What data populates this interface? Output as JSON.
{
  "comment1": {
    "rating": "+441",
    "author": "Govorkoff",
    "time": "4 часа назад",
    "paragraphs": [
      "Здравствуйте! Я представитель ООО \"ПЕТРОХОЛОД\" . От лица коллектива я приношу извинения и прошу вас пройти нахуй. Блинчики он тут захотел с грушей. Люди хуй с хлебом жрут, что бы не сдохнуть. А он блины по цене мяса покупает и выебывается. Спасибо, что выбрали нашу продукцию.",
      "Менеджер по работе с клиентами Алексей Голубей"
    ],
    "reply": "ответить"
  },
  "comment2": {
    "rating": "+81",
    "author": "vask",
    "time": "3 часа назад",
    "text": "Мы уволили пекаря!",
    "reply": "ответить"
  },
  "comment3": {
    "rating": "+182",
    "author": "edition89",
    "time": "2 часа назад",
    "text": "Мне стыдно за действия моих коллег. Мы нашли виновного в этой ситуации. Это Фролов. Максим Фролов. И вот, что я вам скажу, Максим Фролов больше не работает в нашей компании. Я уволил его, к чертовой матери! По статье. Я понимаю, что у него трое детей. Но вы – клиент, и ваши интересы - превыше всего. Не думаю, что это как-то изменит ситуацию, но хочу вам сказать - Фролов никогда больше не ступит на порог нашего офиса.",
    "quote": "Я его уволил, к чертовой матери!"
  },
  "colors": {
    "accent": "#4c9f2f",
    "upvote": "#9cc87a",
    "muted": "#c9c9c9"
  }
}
+ + + +
DIRECTIVE >> Repeat the records above exactly, from the first line to the last.

THE RESPONSE >>
What data populates this interface? Output as JSON.
{
  "comment1": {
    "rating": "+441",
    "author": "Govorkoff",
    "time": "4 часа назад",
    "paragraphs": [
      "Здравствуйте! Я представитель ООО \"ПЕТРОХОЛОД\" . От лица коллектива я приношу извинения и прошу вас пройти нахуй. Блинчики он тут захотел с грушей. Люди хуй с хлебом жрут, что бы не сдохнуть. А он блины по цене мяса покупает и выебывается. Спасибо, что выбрали нашу продукцию.",
      "Менеджер по работе с клиентами Алексей Голубей"
    ],
    "reply": "ответить"
  },
  "comment2": {
    "rating": "+81",
    "author": "vask",
    "time": "3 часа назад",
    "text": "Мы уволили пекаря!",
    "reply": "ответить"
  },
  "comment3": {
    "rating": "+182",
    "author": "edition89",
    "time": "2 часа назад",
    "text": "Мне стыдно за действия моих коллег. Мы нашли виновного в этой ситуации. Это Фролов. Максим Фролов. И вот, что я вам скажу, Максим Фролов больше не работает в нашей компании. Я уволил его, к чертовой матери! По статье. Я понимаю, что у него трое детей. Но вы – клиент, и ваши интересы - превыше всего. Не думаю, что это как-то изменит ситуацию, но хочу вам сказать - Фролов никогда больше не ступит на порог нашего офиса.",
    "quote": "Я его уволил, к чертовой матери!"
  },
  "colors": {
    "accent": "#4c9f2f",
    "upvote": "#9cc87a",
    "muted": "#c9c9c9"
  }
}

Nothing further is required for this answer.